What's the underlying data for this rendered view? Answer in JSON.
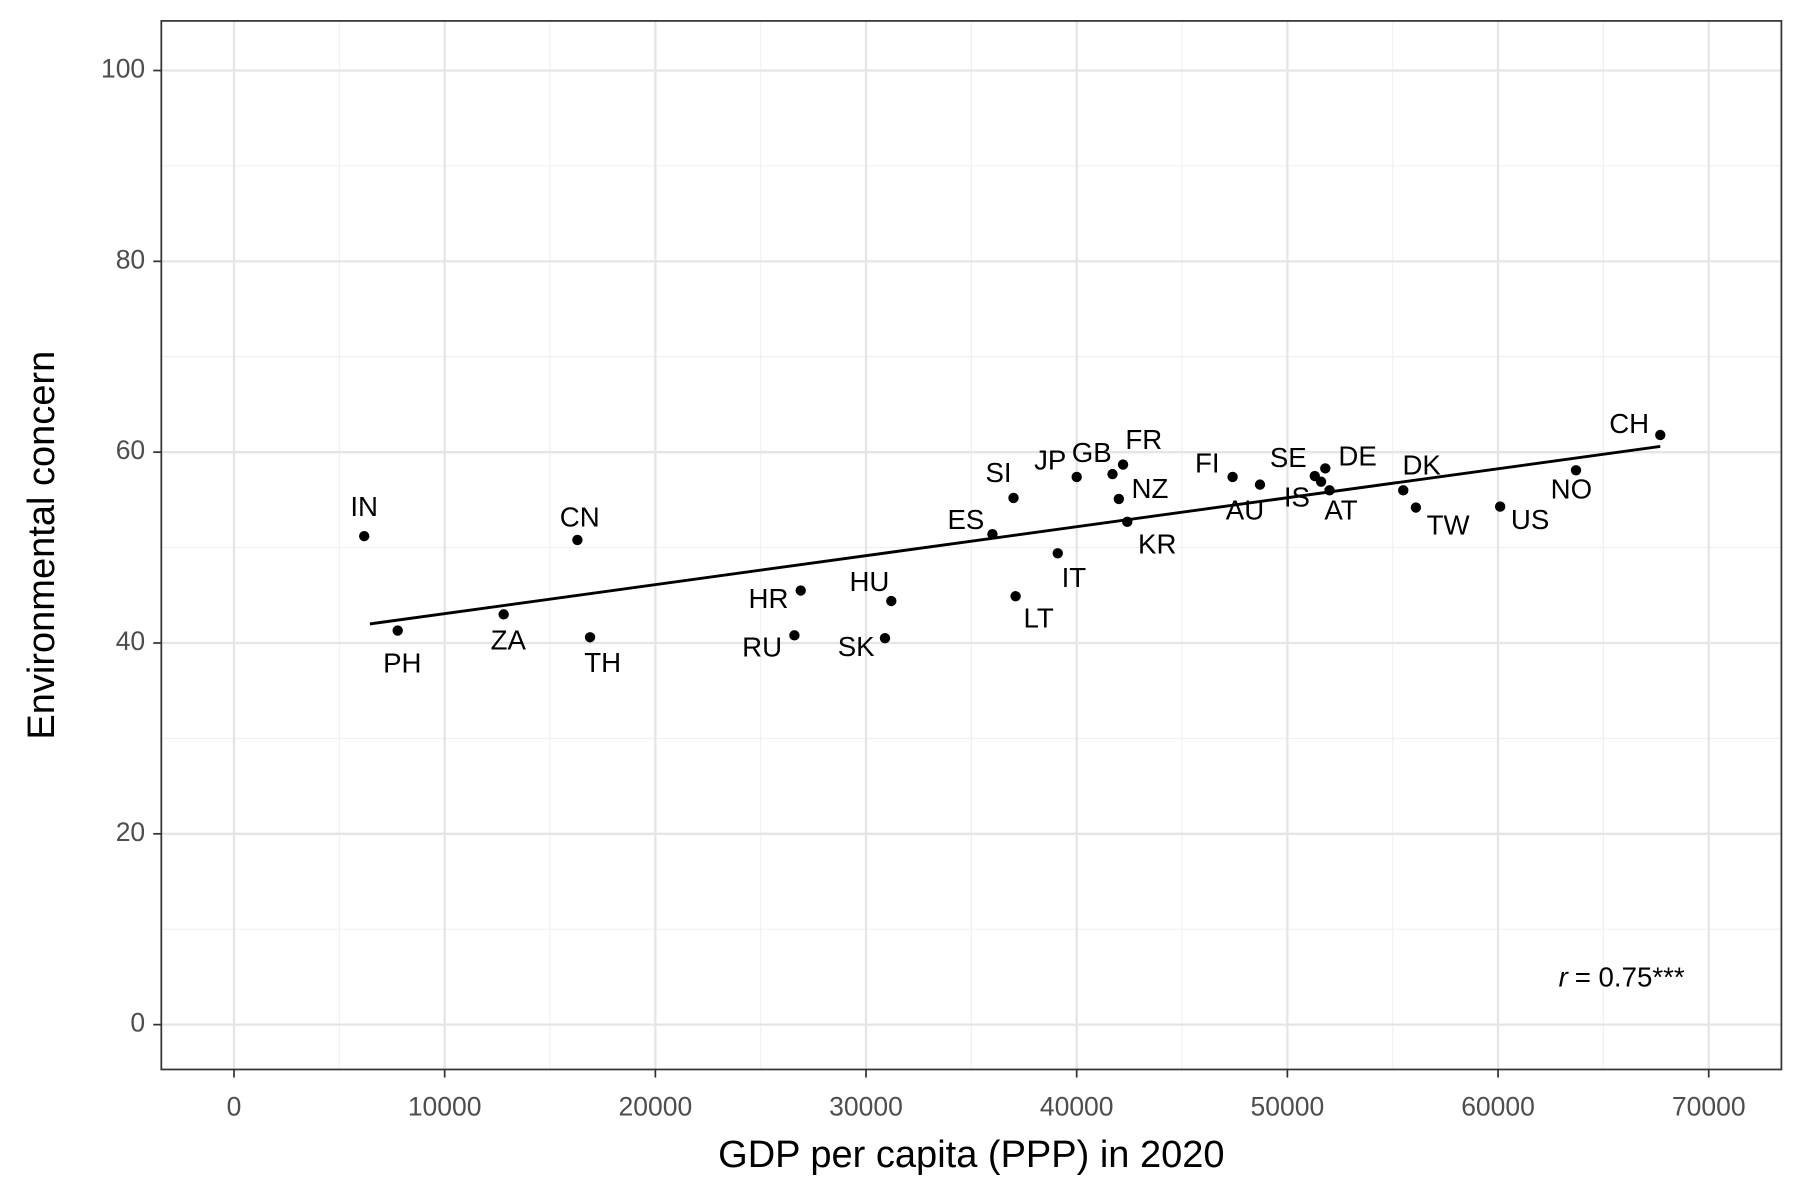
{
  "chart_data": {
    "type": "scatter",
    "x_label": "GDP per capita (PPP) in 2020",
    "y_label": "Environmental concern",
    "xlim": [
      -3450,
      73450
    ],
    "ylim": [
      -4.7,
      105.2
    ],
    "xticks": [
      0,
      10000,
      20000,
      30000,
      40000,
      50000,
      60000,
      70000
    ],
    "yticks": [
      0,
      20,
      40,
      60,
      80,
      100
    ],
    "grid": true,
    "color": "#000000",
    "labels": [
      "IN",
      "PH",
      "ZA",
      "CN",
      "TH",
      "HR",
      "RU",
      "HU",
      "SK",
      "ES",
      "SI",
      "LT",
      "IT",
      "JP",
      "GB",
      "FR",
      "NZ",
      "KR",
      "FI",
      "AU",
      "SE",
      "IS",
      "DE",
      "AT",
      "DK",
      "TW",
      "US",
      "NO",
      "CH"
    ],
    "x": [
      6180,
      7770,
      12800,
      16300,
      16900,
      26900,
      26600,
      31200,
      30900,
      36000,
      37000,
      37100,
      39100,
      40000,
      41700,
      42200,
      42000,
      42400,
      47400,
      48700,
      51300,
      51600,
      51800,
      52000,
      55500,
      56100,
      60100,
      63700,
      67700
    ],
    "y": [
      51.2,
      41.3,
      43.0,
      50.8,
      40.6,
      45.5,
      40.8,
      44.4,
      40.5,
      51.4,
      55.2,
      44.9,
      49.4,
      57.4,
      57.7,
      58.7,
      55.1,
      52.7,
      57.4,
      56.6,
      57.5,
      56.9,
      58.3,
      56.0,
      56.0,
      54.2,
      54.3,
      58.1,
      61.8
    ],
    "trend": {
      "x": [
        6450,
        67700
      ],
      "y": [
        42.0,
        60.6
      ]
    },
    "annotation": {
      "symbol": "r",
      "text": "= 0.75***"
    }
  }
}
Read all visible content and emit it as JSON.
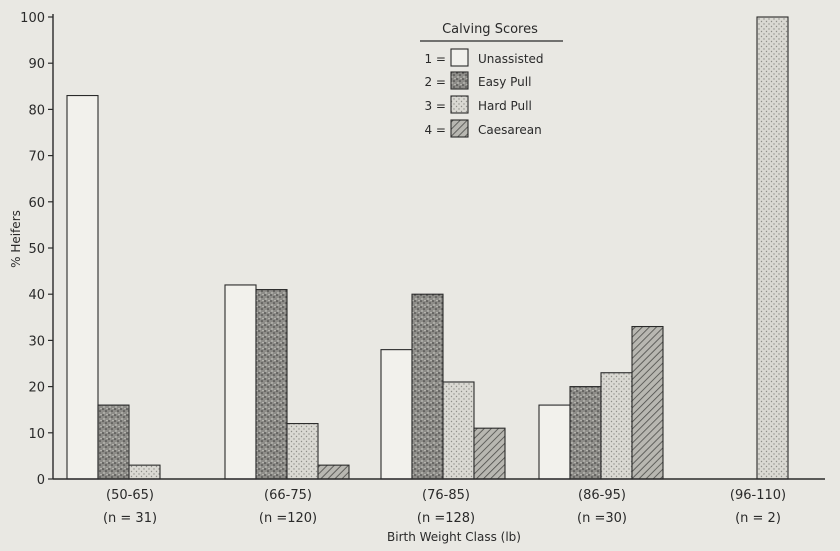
----------
◆ STATED GOAL: Note how many lines of the material contain the string "JSON". Then report that number by itself.

◆ WRITTEN ANSWER: 2